Task goal: Of the lines in the listing below, how many hold "Młyn"? Answer with the number only.

[Dataset entries]
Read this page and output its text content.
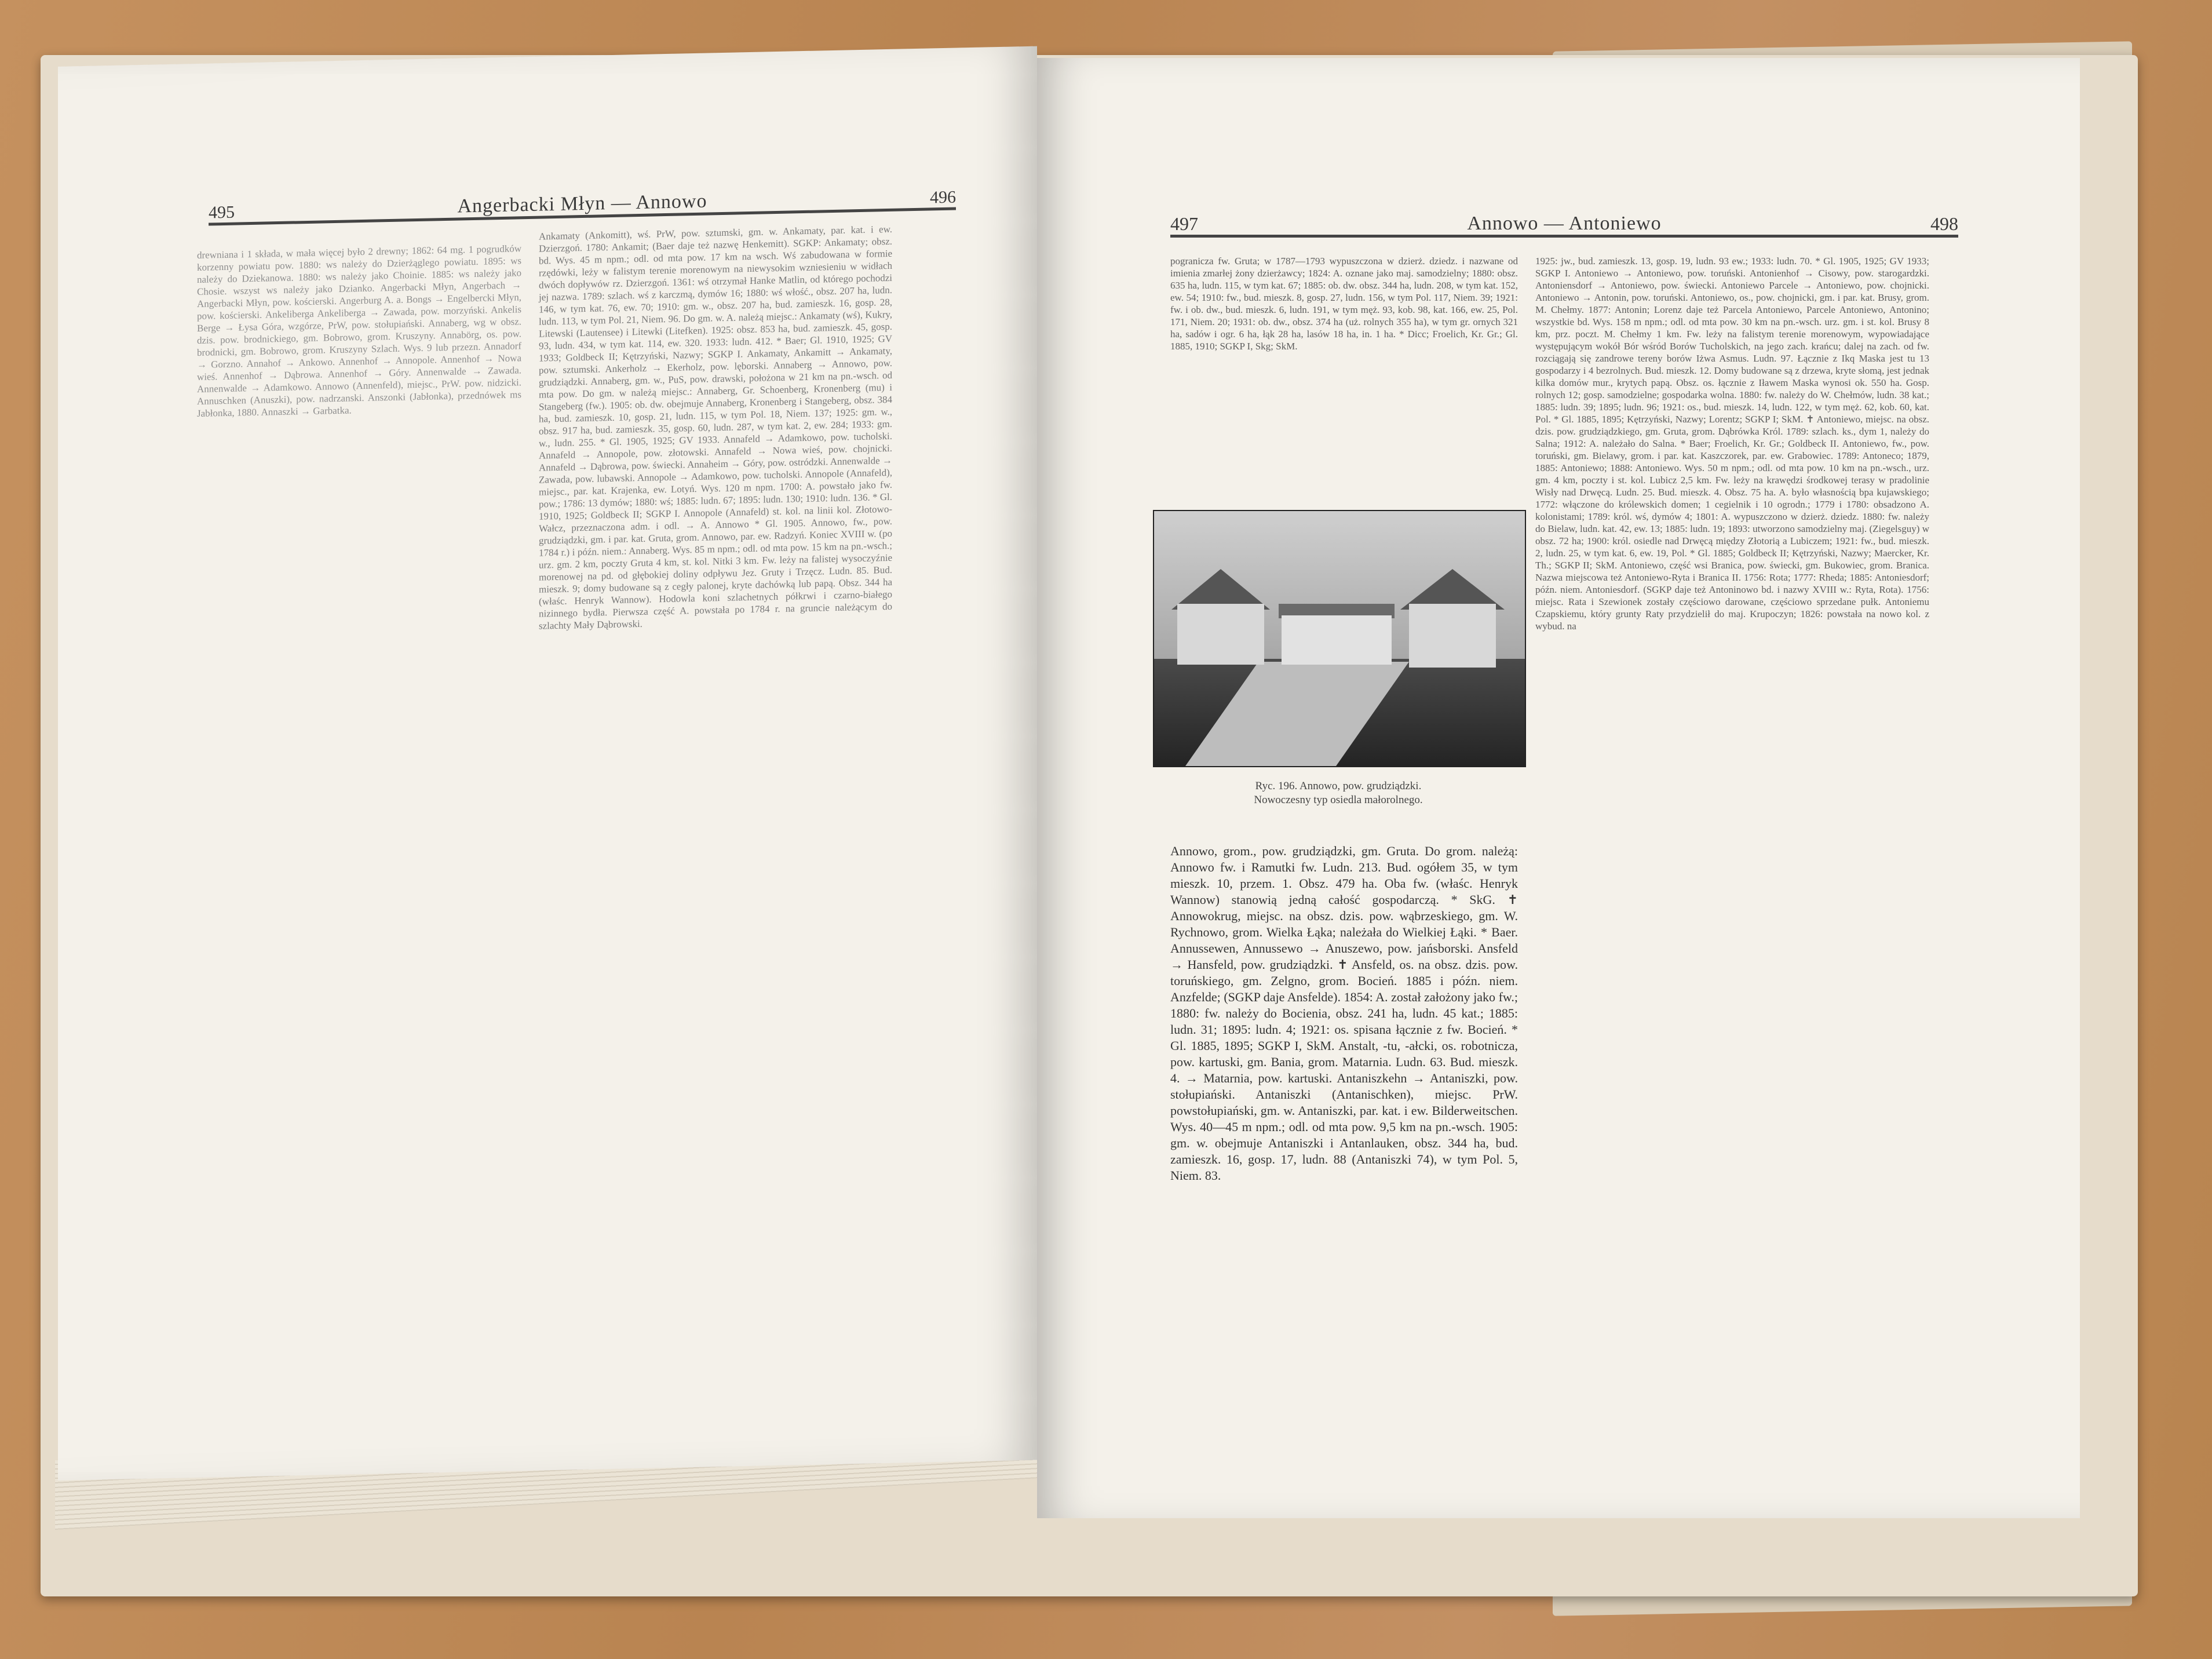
495	Angerbacki Młyn — Annowo	496

drewniana i 1 składa, w mała więcej było 2 drewny; 1862: 64 mg. 1 pogrudków korzenny powiatu pow. 1880: ws należy do Dzierżąglego powiatu. 1895: ws należy do Dziekanowa. 1880: ws należy jako Choinie. 1885: ws należy jako Chosie. wszyst ws należy jako Dzianko. Angerbacki Młyn, Angerbach → Angerbacki Młyn, pow. kościerski. Angerburg A. a. Bongs → Engelbercki Młyn, pow. kościerski. Ankeliberga Ankeliberga → Zawada, pow. morzyński. Ankelis Berge → Łysa Góra, wzgórze, PrW, pow. stołupiański. Annaberg, wg w obsz. dzis. pow. brodnickiego, gm. Bobrowo, grom. Kruszyny. Annabörg, os. pow. brodnicki, gm. Bobrowo, grom. Kruszyny Szlach. Wys. 9 lub przezn. Annadorf → Gorzno. Annahof → Ankowo. Annenhof → Annopole. Annenhof → Nowa wieś. Annenhof → Dąbrowa. Annenhof → Góry. Annenwalde → Zawada. Annenwalde → Adamkowo. Annowo (Annenfeld), miejsc., PrW. pow. nidzicki. Annuschken (Anuszki), pow. nadrzanski. Anszonki (Jabłonka), przednówek ms Jabłonka, 1880. Annaszki → Garbatka.

Ankamaty (Ankomitt), wś. PrW, pow. sztumski, gm. w. Ankamaty, par. kat. i ew. Dzierzgoń. 1780: Ankamit; (Baer daje też nazwę Henkemitt). SGKP: Ankamaty; obsz. bd. Wys. 45 m npm.; odl. od mta pow. 17 km na wsch. Wś zabudowana w formie rzędówki, leży w falistym terenie morenowym na niewysokim wzniesieniu w widłach dwóch dopływów rz. Dzierzgoń. 1361: wś otrzymał Hanke Matlin, od którego pochodzi jej nazwa. 1789: szlach. wś z karczmą, dymów 16; 1880: wś włość., obsz. 207 ha, ludn. 146, w tym kat. 76, ew. 70; 1910: gm. w., obsz. 207 ha, bud. zamieszk. 16, gosp. 28, ludn. 113, w tym Pol. 21, Niem. 96. Do gm. w. A. należą miejsc.: Ankamaty (wś), Kukry, Litewski (Lautensee) i Litewki (Litefken). 1925: obsz. 853 ha, bud. zamieszk. 45, gosp. 93, ludn. 434, w tym kat. 114, ew. 320. 1933: ludn. 412. * Baer; Gl. 1910, 1925; GV 1933; Goldbeck II; Kętrzyński, Nazwy; SGKP I. Ankamaty, Ankamitt → Ankamaty, pow. sztumski. Ankerholz → Ekerholz, pow. lęborski. Annaberg → Annowo, pow. grudziądzki. Annaberg, gm. w., PuS, pow. drawski, położona w 21 km na pn.-wsch. od mta pow. Do gm. w należą miejsc.: Annaberg, Gr. Schoenberg, Kronenberg (mu) i Stangeberg (fw.). 1905: ob. dw. obejmuje Annaberg, Kronenberg i Stangeberg, obsz. 384 ha, bud. zamieszk. 10, gosp. 21, ludn. 115, w tym Pol. 18, Niem. 137; 1925: gm. w., obsz. 917 ha, bud. zamieszk. 35, gosp. 60, ludn. 287, w tym kat. 2, ew. 284; 1933: gm. w., ludn. 255. * Gl. 1905, 1925; GV 1933. Annafeld → Adamkowo, pow. tucholski. Annafeld → Annopole, pow. złotowski. Annafeld → Nowa wieś, pow. chojnicki. Annafeld → Dąbrowa, pow. świecki. Annaheim → Góry, pow. ostródzki. Annenwalde → Zawada, pow. lubawski. Annopole → Adamkowo, pow. tucholski. Annopole (Annafeld), miejsc., par. kat. Krajenka, ew. Lotyń. Wys. 120 m npm. 1700: A. powstało jako fw. pow.; 1786: 13 dymów; 1880: wś; 1885: ludn. 67; 1895: ludn. 130; 1910: ludn. 136. * Gl. 1910, 1925; Goldbeck II; SGKP I. Annopole (Annafeld) st. kol. na linii kol. Złotowo-Wałcz, przeznaczona adm. i odl. → A. Annowo * Gl. 1905. Annowo, fw., pow. grudziądzki, gm. i par. kat. Gruta, grom. Annowo, par. ew. Radzyń. Koniec XVIII w. (po 1784 r.) i późn. niem.: Annaberg. Wys. 85 m npm.; odl. od mta pow. 15 km na pn.-wsch.; urz. gm. 2 km, poczty Gruta 4 km, st. kol. Nitki 3 km. Fw. leży na falistej wysoczyźnie morenowej na pd. od głębokiej doliny odpływu Jez. Gruty i Trzęcz. Ludn. 85. Bud. mieszk. 9; domy budowane są z cegły palonej, kryte dachówką lub papą. Obsz. 344 ha (właśc. Henryk Wannow). Hodowla koni szlachetnych półkrwi i czarno-białego nizinnego bydła. Pierwsza część A. powstała po 1784 r. na gruncie należącym do szlachty Mały Dąbrowski.

497	Annowo — Antoniewo	498

pogranicza fw. Gruta; w 1787—1793 wypuszczona w dzierż. dziedz. i nazwane od imienia zmarłej żony dzierżawcy; 1824: A. oznane jako maj. samodzielny; 1880: obsz. 635 ha, ludn. 115, w tym kat. 67; 1885: ob. dw. obsz. 344 ha, ludn. 208, w tym kat. 152, ew. 54; 1910: fw., bud. mieszk. 8, gosp. 27, ludn. 156, w tym Pol. 117, Niem. 39; 1921: fw. i ob. dw., bud. mieszk. 6, ludn. 191, w tym męż. 93, kob. 98, kat. 166, ew. 25, Pol. 171, Niem. 20; 1931: ob. dw., obsz. 374 ha (uż. rolnych 355 ha), w tym gr. ornych 321 ha, sadów i ogr. 6 ha, łąk 28 ha, lasów 18 ha, in. 1 ha. * Dicc; Froelich, Kr. Gr.; Gl. 1885, 1910; SGKP I, Skg; SkM.

Ryc. 196. Annowo, pow. grudziądzki.
Nowoczesny typ osiedla małorolnego.

Annowo, grom., pow. grudziądzki, gm. Gruta. Do grom. należą: Annowo fw. i Ramutki fw. Ludn. 213. Bud. ogółem 35, w tym mieszk. 10, przem. 1. Obsz. 479 ha. Oba fw. (właśc. Henryk Wannow) stanowią jedną całość gospodarczą. * SkG. ✝ Annowokrug, miejsc. na obsz. dzis. pow. wąbrzeskiego, gm. W. Rychnowo, grom. Wielka Łąka; należała do Wielkiej Łąki. * Baer. Annussewen, Annussewo → Anuszewo, pow. jańsborski. Ansfeld → Hansfeld, pow. grudziądzki. ✝ Ansfeld, os. na obsz. dzis. pow. toruńskiego, gm. Zelgno, grom. Bocień. 1885 i późn. niem. Anzfelde; (SGKP daje Ansfelde). 1854: A. został założony jako fw.; 1880: fw. należy do Bocienia, obsz. 241 ha, ludn. 45 kat.; 1885: ludn. 31; 1895: ludn. 4; 1921: os. spisana łącznie z fw. Bocień. * Gl. 1885, 1895; SGKP I, SkM. Anstalt, -tu, -ałcki, os. robotnicza, pow. kartuski, gm. Bania, grom. Matarnia. Ludn. 63. Bud. mieszk. 4. → Matarnia, pow. kartuski. Antaniszkehn → Antaniszki, pow. stołupiański. Antaniszki (Antanischken), miejsc. PrW. powstołupiański, gm. w. Antaniszki, par. kat. i ew. Bilderweitschen. Wys. 40—45 m npm.; odl. od mta pow. 9,5 km na pn.-wsch. 1905: gm. w. obejmuje Antaniszki i Antanlauken, obsz. 344 ha, bud. zamieszk. 16, gosp. 17, ludn. 88 (Antaniszki 74), w tym Pol. 5, Niem. 83.

1925: jw., bud. zamieszk. 13, gosp. 19, ludn. 93 ew.; 1933: ludn. 70. * Gl. 1905, 1925; GV 1933; SGKP I. Antoniewo → Antoniewo, pow. toruński. Antonienhof → Cisowy, pow. starogardzki. Antoniensdorf → Antoniewo, pow. świecki. Antoniewo Parcele → Antoniewo, pow. chojnicki. Antoniewo → Antonin, pow. toruński. Antoniewo, os., pow. chojnicki, gm. i par. kat. Brusy, grom. M. Chełmy. 1877: Antonin; Lorenz daje też Parcela Antoniewo, Parcele Antoniewo, Antonino; wszystkie bd. Wys. 158 m npm.; odl. od mta pow. 30 km na pn.-wsch. urz. gm. i st. kol. Brusy 8 km, prz. poczt. M. Chełmy 1 km. Fw. leży na falistym terenie morenowym, wypowiadające występującym wokół Bór wśród Borów Tucholskich, na jego zach. krańcu; dalej na zach. od fw. rozciągają się zandrowe tereny borów Iżwa Asmus. Ludn. 97. Łącznie z Ikq Maska jest tu 13 gospodarzy i 4 bezrolnych. Bud. mieszk. 12. Domy budowane są z drzewa, kryte słomą, jest jednak kilka domów mur., krytych papą. Obsz. os. łącznie z Iławem Maska wynosi ok. 550 ha. Gosp. rolnych 12; gosp. samodzielne; gospodarka wolna. 1880: fw. należy do W. Chełmów, ludn. 38 kat.; 1885: ludn. 39; 1895; ludn. 96; 1921: os., bud. mieszk. 14, ludn. 122, w tym męż. 62, kob. 60, kat. Pol. * Gl. 1885, 1895; Kętrzyński, Nazwy; Lorentz; SGKP I; SkM. ✝ Antoniewo, miejsc. na obsz. dzis. pow. grudziądzkiego, gm. Gruta, grom. Dąbrówka Król. 1789: szlach. ks., dym 1, należy do Salna; 1912: A. należało do Salna. * Baer; Froelich, Kr. Gr.; Goldbeck II. Antoniewo, fw., pow. toruński, gm. Bielawy, grom. i par. kat. Kaszczorek, par. ew. Grabowiec. 1789: Antoneco; 1879, 1885: Antoniewo; 1888: Antoniewo. Wys. 50 m npm.; odl. od mta pow. 10 km na pn.-wsch., urz. gm. 4 km, poczty i st. kol. Lubicz 2,5 km. Fw. leży na krawędzi środkowej terasy w pradolinie Wisły nad Drwęcą. Ludn. 25. Bud. mieszk. 4. Obsz. 75 ha. A. było własnością bpa kujawskiego; 1772: włączone do królewskich domen; 1 cegielnik i 10 ogrodn.; 1779 i 1780: obsadzono A. kolonistami; 1789: król. wś, dymów 4; 1801: A. wypuszczono w dzierż. dziedz. 1880: fw. należy do Bielaw, ludn. kat. 42, ew. 13; 1885: ludn. 19; 1893: utworzono samodzielny maj. (Ziegelsguy) w obsz. 72 ha; 1900: król. osiedle nad Drwęcą między Złotorią a Lubiczem; 1921: fw., bud. mieszk. 2, ludn. 25, w tym kat. 6, ew. 19, Pol. * Gl. 1885; Goldbeck II; Kętrzyński, Nazwy; Maercker, Kr. Th.; SGKP II; SkM. Antoniewo, część wsi Branica, pow. świecki, gm. Bukowiec, grom. Branica. Nazwa miejscowa też Antoniewo-Ryta i Branica II. 1756: Rota; 1777: Rheda; 1885: Antoniesdorf; późn. niem. Antoniesdorf. (SGKP daje też Antoninowo bd. i nazwy XVIII w.: Ryta, Rota). 1756: miejsc. Rata i Szewionek zostały częściowo darowane, częściowo sprzedane pułk. Antoniemu Czapskiemu, który grunty Raty przydzielił do maj. Krupoczyn; 1826: powstała na nowo kol. z wybud. na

Exercise answer: 2